=== GIVEN ENTRIES ===

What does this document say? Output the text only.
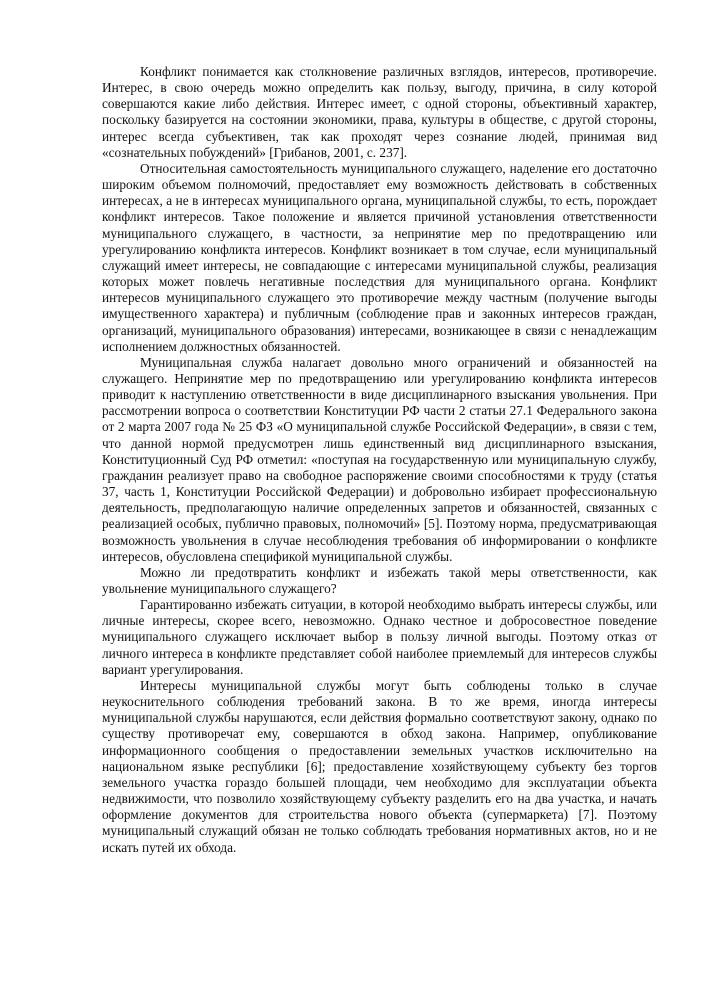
Конфликт понимается как столкновение различных взглядов, интересов, противоречие. Интерес, в свою очередь можно определить как пользу, выгоду, причина, в силу которой совершаются какие либо действия. Интерес имеет, с одной стороны, объективный характер, поскольку базируется на состоянии экономики, права, культуры в обществе, с другой стороны, интерес всегда субъективен, так как проходят через сознание людей, принимая вид «сознательных побуждений» [Грибанов, 2001, с. 237].

Относительная самостоятельность муниципального служащего, наделение его достаточно широким объемом полномочий, предоставляет ему возможность действовать в собственных интересах, а не в интересах муниципального органа, муниципальной службы, то есть, порождает конфликт интересов. Такое положение и является причиной установления ответственности муниципального служащего, в частности, за непринятие мер по предотвращению или урегулированию конфликта интересов. Конфликт возникает в том случае, если муниципальный служащий имеет интересы, не совпадающие с интересами муниципальной службы, реализация которых может повлечь негативные последствия для муниципального органа. Конфликт интересов муниципального служащего это противоречие между частным (получение выгоды имущественного характера) и публичным (соблюдение прав и законных интересов граждан, организаций, муниципального образования) интересами, возникающее в связи с ненадлежащим исполнением должностных обязанностей.

Муниципальная служба налагает довольно много ограничений и обязанностей на служащего. Непринятие мер по предотвращению или урегулированию конфликта интересов приводит к наступлению ответственности в виде дисциплинарного взыскания увольнения. При рассмотрении вопроса о соответствии Конституции РФ части 2 статьи 27.1 Федерального закона от 2 марта 2007 года № 25 ФЗ «О муниципальной службе Российской Федерации», в связи с тем, что данной нормой предусмотрен лишь единственный вид дисциплинарного взыскания, Конституционный Суд РФ отметил: «поступая на государственную или муниципальную службу, гражданин реализует право на свободное распоряжение своими способностями к труду (статья 37, часть 1, Конституции Российской Федерации) и добровольно избирает профессиональную деятельность, предполагающую наличие определенных запретов и обязанностей, связанных с реализацией особых, публично правовых, полномочий» [5]. Поэтому норма, предусматривающая возможность увольнения в случае несоблюдения требования об информировании о конфликте интересов, обусловлена спецификой муниципальной службы.

Можно ли предотвратить конфликт и избежать такой меры ответственности, как увольнение муниципального служащего?

Гарантированно избежать ситуации, в которой необходимо выбрать интересы службы, или личные интересы, скорее всего, невозможно. Однако честное и добросовестное поведение муниципального служащего исключает выбор в пользу личной выгоды. Поэтому отказ от личного интереса в конфликте представляет собой наиболее приемлемый для интересов службы вариант урегулирования.

Интересы муниципальной службы могут быть соблюдены только в случае неукоснительного соблюдения требований закона. В то же время, иногда интересы муниципальной службы нарушаются, если действия формально соответствуют закону, однако по существу противоречат ему, совершаются в обход закона. Например, опубликование информационного сообщения о предоставлении земельных участков исключительно на национальном языке республики [6]; предоставление хозяйствующему субъекту без торгов земельного участка гораздо большей площади, чем необходимо для эксплуатации объекта недвижимости, что позволило хозяйствующему субъекту разделить его на два участка, и начать оформление документов для строительства нового объекта (супермаркета) [7]. Поэтому муниципальный служащий обязан не только соблюдать требования нормативных актов, но и не искать путей их обхода.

===

## YOUR GOAL
In the records above, how many lines contain the string "избежать"? State that number only.

## RESPONSE TO THIS TASK
2